# start of TEXT
This notion of distance also means that distances inside the disk which appear equal to an external Euclidean observer in fact get longer and longer the closer they are to the edge of the disk. This is also consistent with the observations at the beginning of the post: as your body got further toward the edge of the disk, it appeared from an external viewpoint to be moving more and more slowly. From a viewpoint inside the disk, though, it was moving at constant speed and would never reach the edge of the disk, which is infinitely far away. The disk appears bounded from the external Euclidean view, but from within it is entirely unbounded and limitless.

Let’s close by looking at two familiar shapes, interpreted in the hyperbolic disk. First, circles. Recall that a circle is simply the set of points that are some fixed distance away from a given center. Now, what happens when we interpret this definition inside the hyperbolic disk? Perhaps somewhat surprisingly, we get Euclidean circles! (Sort of.) To be more precise, hyperbolic circles in the Poincaré disk model are precisely the Euclidean circles that lie entirely within the disk. (I’m not going to go through the tedious calculations to prove this; I’ll leave that up to you…) Beware, though! The hyperbolic center of the circle is generally different from the Euclidean center. (This should make sense if you think about our distance definition. The hyperbolic center will be further toward the edge of the disk than the Euclidean center, coinciding only if the Euclidean center of the circle is in fact the center of the hyperbolic disk.)

Next, triangles. A triangle is, of course, a polygon with three sides. This definition works perfectly fine in hyperbolic geometry; we simply require that our sides are hyperbolic line segments rather than Euclidean line segments. If we assume the first four of Euclid’s postulates, then the Parallel Postulate is actually equivalent to the statement that the sum of the interior angles of a triangle is 180 degrees. In the Poincaré disk model (and, in fact, in any model of hyperbolic geometry) all triangles have angles that sum to less than 180 degrees. This should be evident if we look at a typical triangle:

A typical triangle in the Poincaré disk model.

Things become interesting when you start to ask how much less than 180 degrees a hyperbolic triangle has. The remarkable fact is that the number of degrees in a hyperbolic triangle is dependent entirely on its (hyperbolic) area! The smaller a triangle is, the larger the sum of its interior angles: as triangles get smaller and smaller, approaching a single point, the sum of their angles approaches 180 degrees from below. Correspondingly, as triangles get larger, the sum of their angles approaches 0 degrees. In fact if we consider an “ideal triangle”, in which the three vertices are in fact points on the bounding circle (and thus not real points in the disk model), then the sum of the angles of this “triangle” is actually 0 degrees!
# end of TEXT
» **SET EXERCISE 1**:
Condense the paragraph of the hyperbolic geometry text that begins "Next, triangles." into a short list that keeps its main facts.
The text and the listing that comes next are independent of each other.
# start of GIVEN INFORMATION
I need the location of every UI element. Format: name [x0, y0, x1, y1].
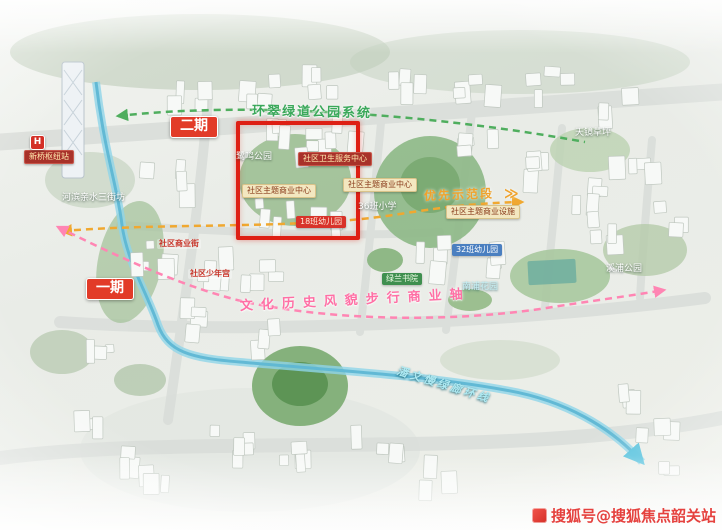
master-plan-map: 二期一期环翠绿道公园系统鹭鸣公园社区卫生服务中心社区主题商业中心社区主题商业中心…: [0, 0, 722, 530]
metro-icon: H: [30, 135, 45, 150]
sohu-logo-icon: [532, 508, 547, 523]
phase-2-highlight-box: [236, 121, 360, 240]
watermark: 搜狐号@搜狐焦点韶关站: [532, 505, 716, 526]
watermark-text: 搜狐号@搜狐焦点韶关站: [551, 505, 716, 526]
landmark-tower: [62, 62, 84, 178]
aerial-rendering: [0, 0, 722, 530]
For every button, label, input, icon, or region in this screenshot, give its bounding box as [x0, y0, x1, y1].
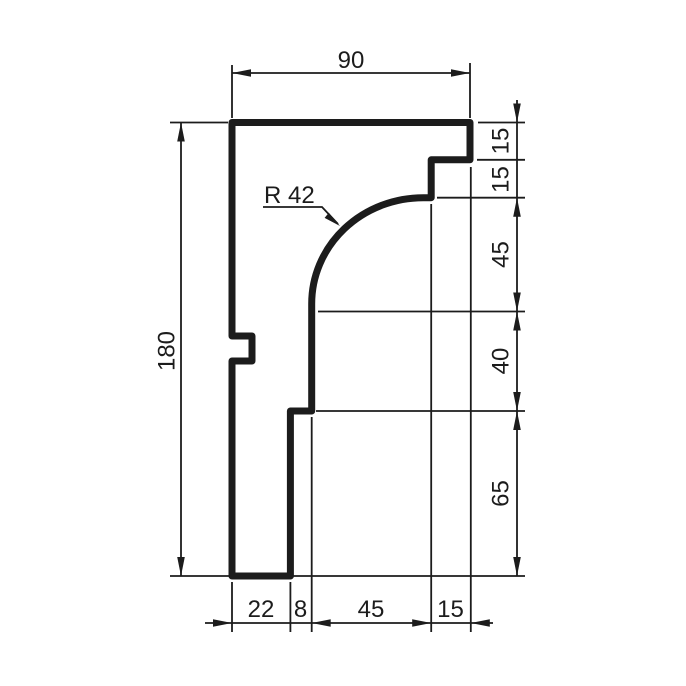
dim-bottom-15-label: 15	[437, 596, 464, 623]
dim-radius-label: R 42	[264, 182, 315, 209]
dim-top-width-label: 90	[338, 47, 365, 74]
dim-right-45-label: 45	[488, 241, 515, 268]
dim-right-15b-label: 15	[488, 166, 515, 193]
dim-right-40-label: 40	[488, 348, 515, 375]
drawing-background	[0, 0, 686, 686]
dim-bottom-8-label: 8	[294, 596, 307, 623]
drawing-canvas: 90 180 15 15 45 40 65 22 8 45 15 R 42	[0, 0, 686, 686]
dim-left-height-label: 180	[154, 331, 181, 371]
dim-bottom-22-label: 22	[248, 596, 275, 623]
dim-bottom-45-label: 45	[358, 596, 385, 623]
dim-right-65-label: 65	[488, 480, 515, 507]
profile-drawing: 90 180 15 15 45 40 65 22 8 45 15 R 42	[0, 0, 686, 686]
dim-right-15a-label: 15	[488, 128, 515, 155]
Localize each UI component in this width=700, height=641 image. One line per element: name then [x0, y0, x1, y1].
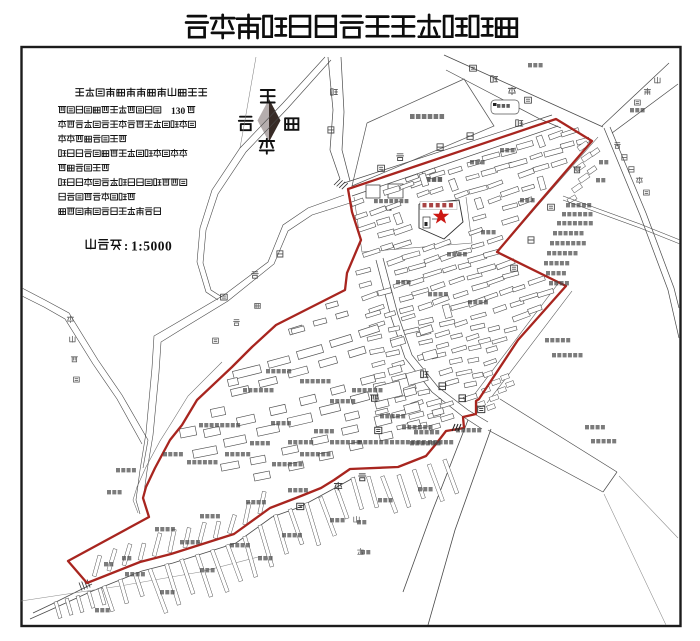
svg-text::: : [124, 239, 128, 253]
svg-text:1:5000: 1:5000 [131, 239, 172, 254]
svg-text:130: 130 [171, 107, 186, 117]
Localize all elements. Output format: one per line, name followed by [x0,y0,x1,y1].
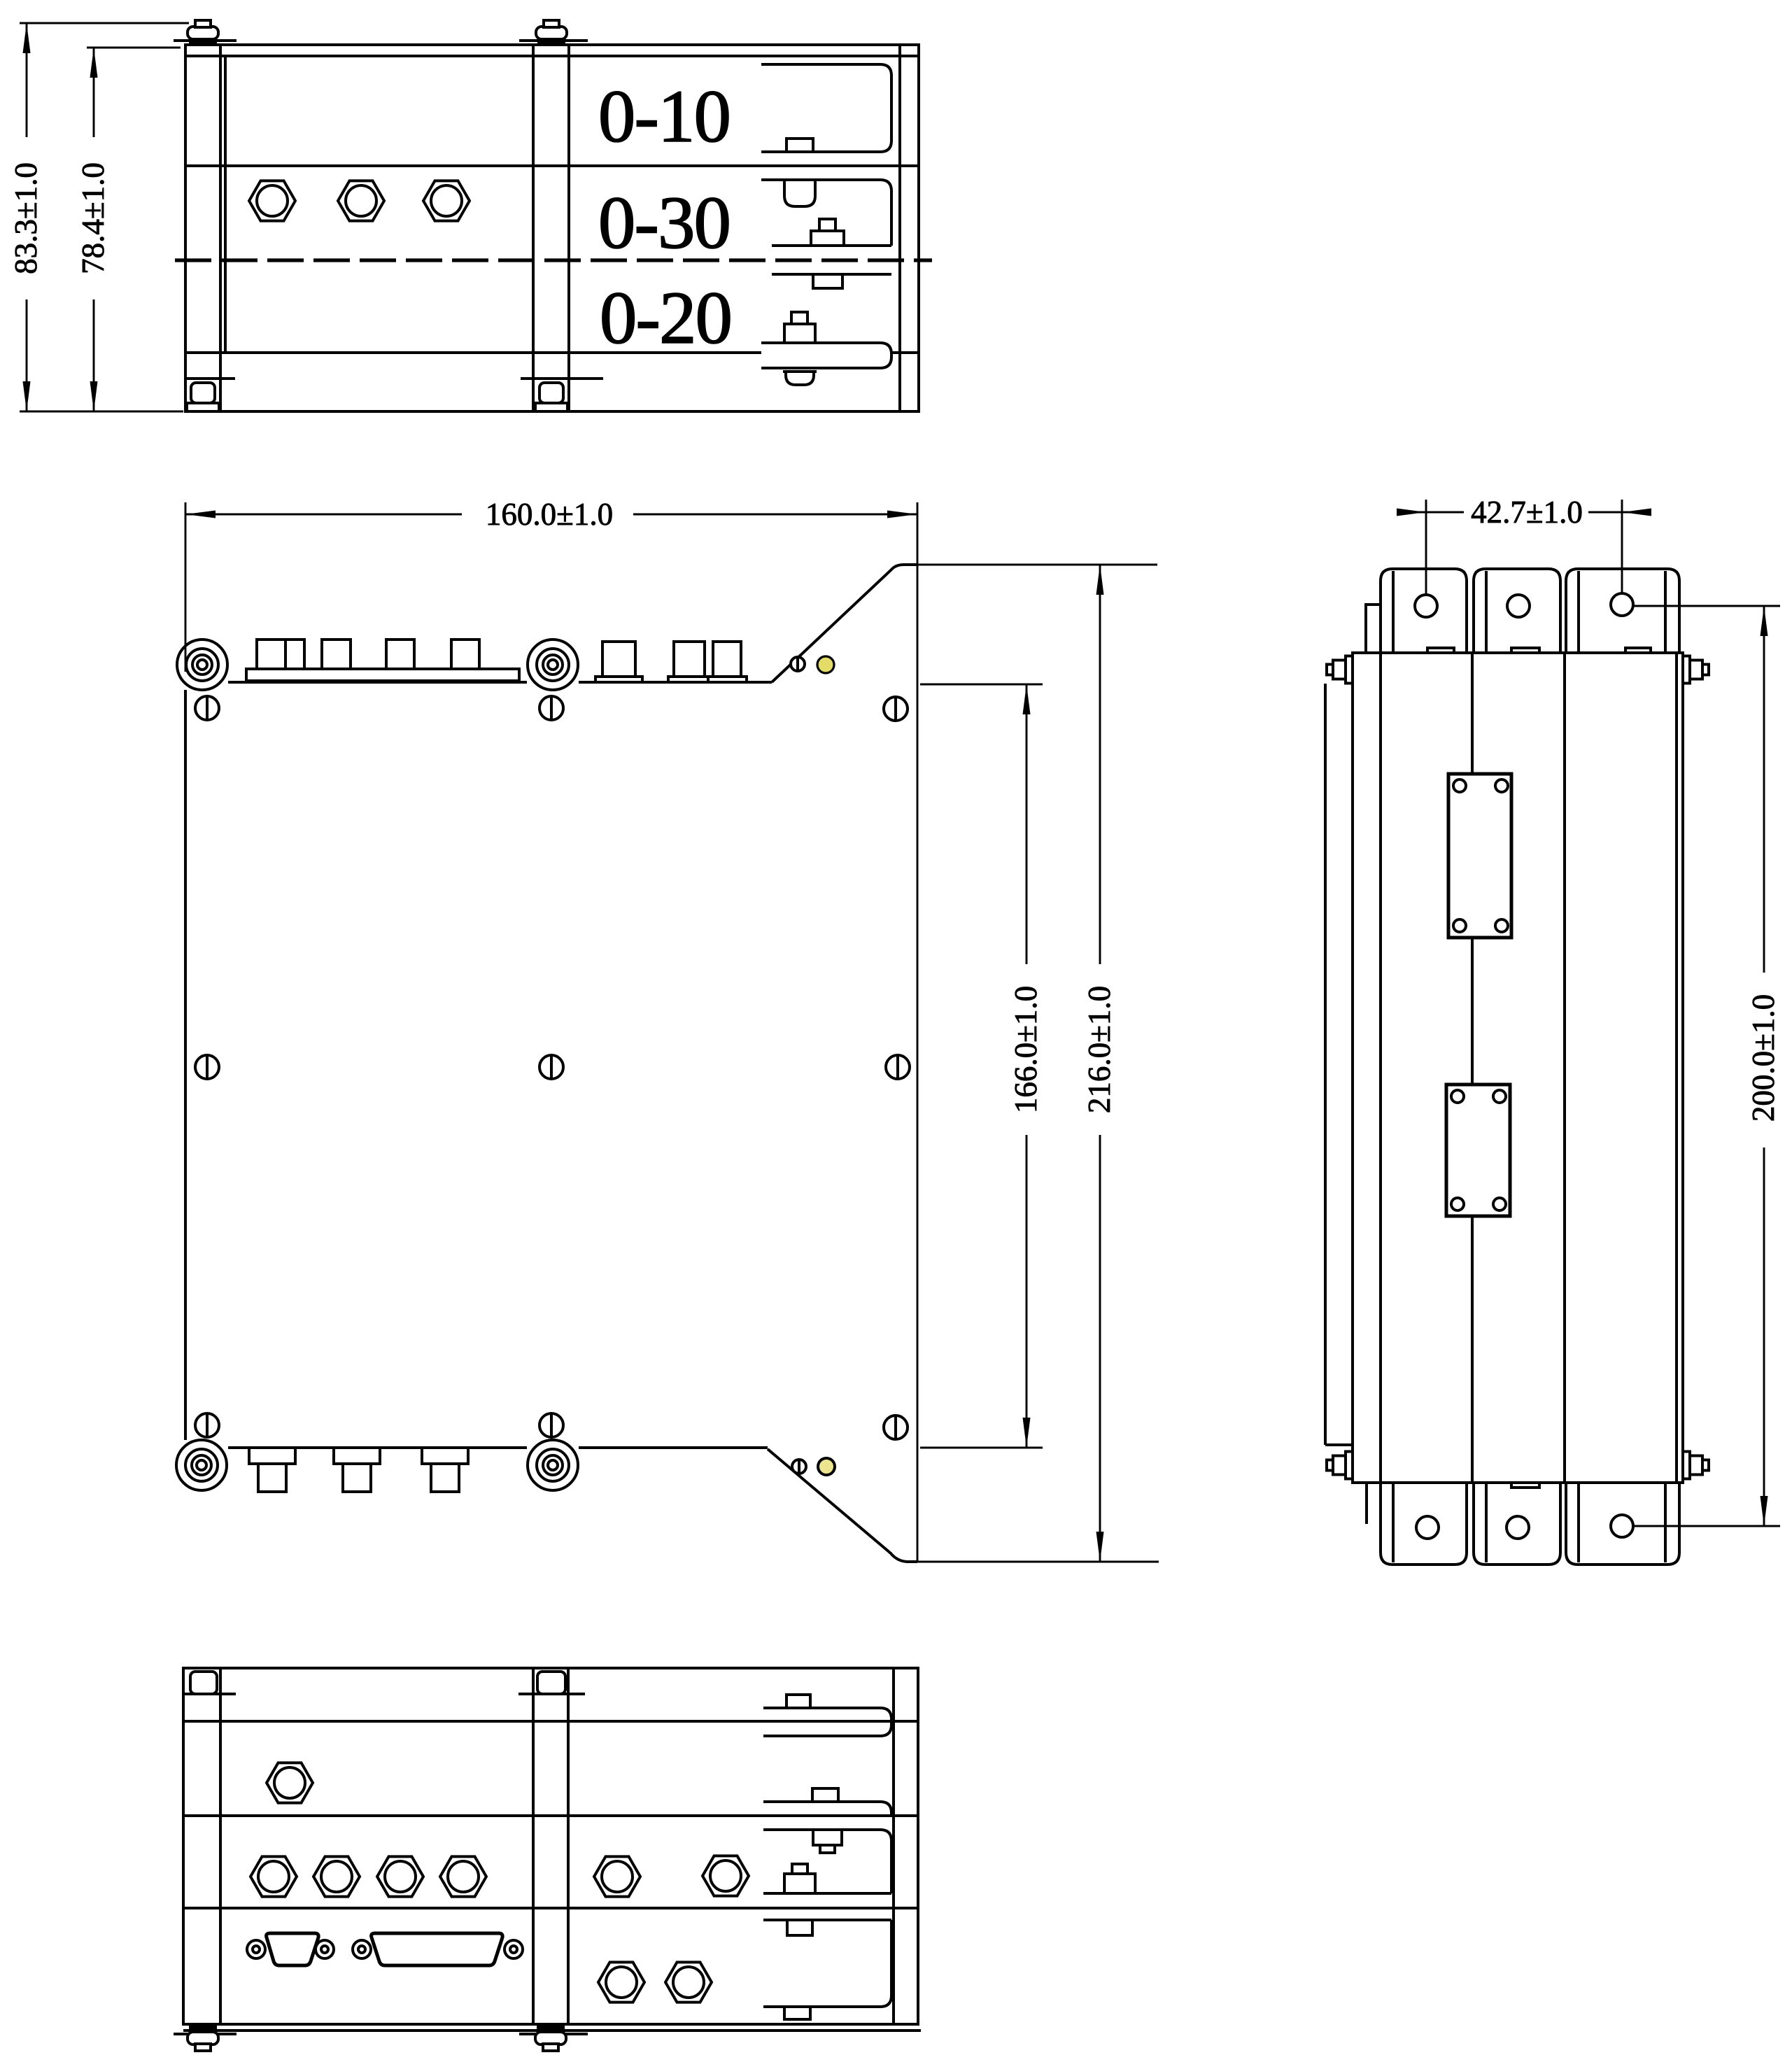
svg-text:78.4±1.0: 78.4±1.0 [76,162,111,274]
svg-text:200.0±1.0: 200.0±1.0 [1746,994,1781,1122]
svg-text:83.3±1.0: 83.3±1.0 [8,162,43,274]
svg-text:0-20: 0-20 [600,277,731,360]
svg-text:0-30: 0-30 [598,182,730,264]
svg-text:160.0±1.0: 160.0±1.0 [486,497,613,532]
svg-text:42.7±1.0: 42.7±1.0 [1471,495,1583,530]
svg-text:166.0±1.0: 166.0±1.0 [1008,986,1043,1113]
svg-text:0-10: 0-10 [598,76,730,158]
svg-text:216.0±1.0: 216.0±1.0 [1082,986,1117,1113]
# end of GIVEN INFORMATION
» **SET EXERCISE 2**:
Update everything in the listing from its first line down through the line containing "aerial-rendering: [0, 0, 722, 530]", with both ends included. Replace "location" with "position", change nothing else, and leave the picture out of your answer.

» **CORRECT OUTPUT 1**:
- A triangle is a polygon with three sides, and this definition also works in hyperbolic geometry if the sides are hyperbolic line segments instead of Euclidean ones.
- If Euclid's first four postulates are assumed, the Parallel Postulate is equivalent to the statement that a triangle's interior angles sum to 180 degrees.
- In the Poincaré disk model, and in any model of hyperbolic geometry, every triangle's angles sum to less than 180 degrees.

» **CORRECT OUTPUT 2**:
I need the position of every UI element. Format: name [x0, y0, x1, y1].
master-plan-map: 二期一期环翠绿道公园系统鹭鸣公园社区卫生服务中心社区主题商业中心社区主题商业中心…: [0, 0, 722, 530]
metro-icon: H: [30, 135, 45, 150]
sohu-logo-icon: [532, 508, 547, 523]
phase-2-highlight-box: [236, 121, 360, 240]
watermark: 搜狐号@搜狐焦点韶关站: [532, 505, 716, 526]
watermark-text: 搜狐号@搜狐焦点韶关站: [551, 505, 716, 526]
landmark-tower: [62, 62, 84, 178]
aerial-rendering: [0, 0, 722, 530]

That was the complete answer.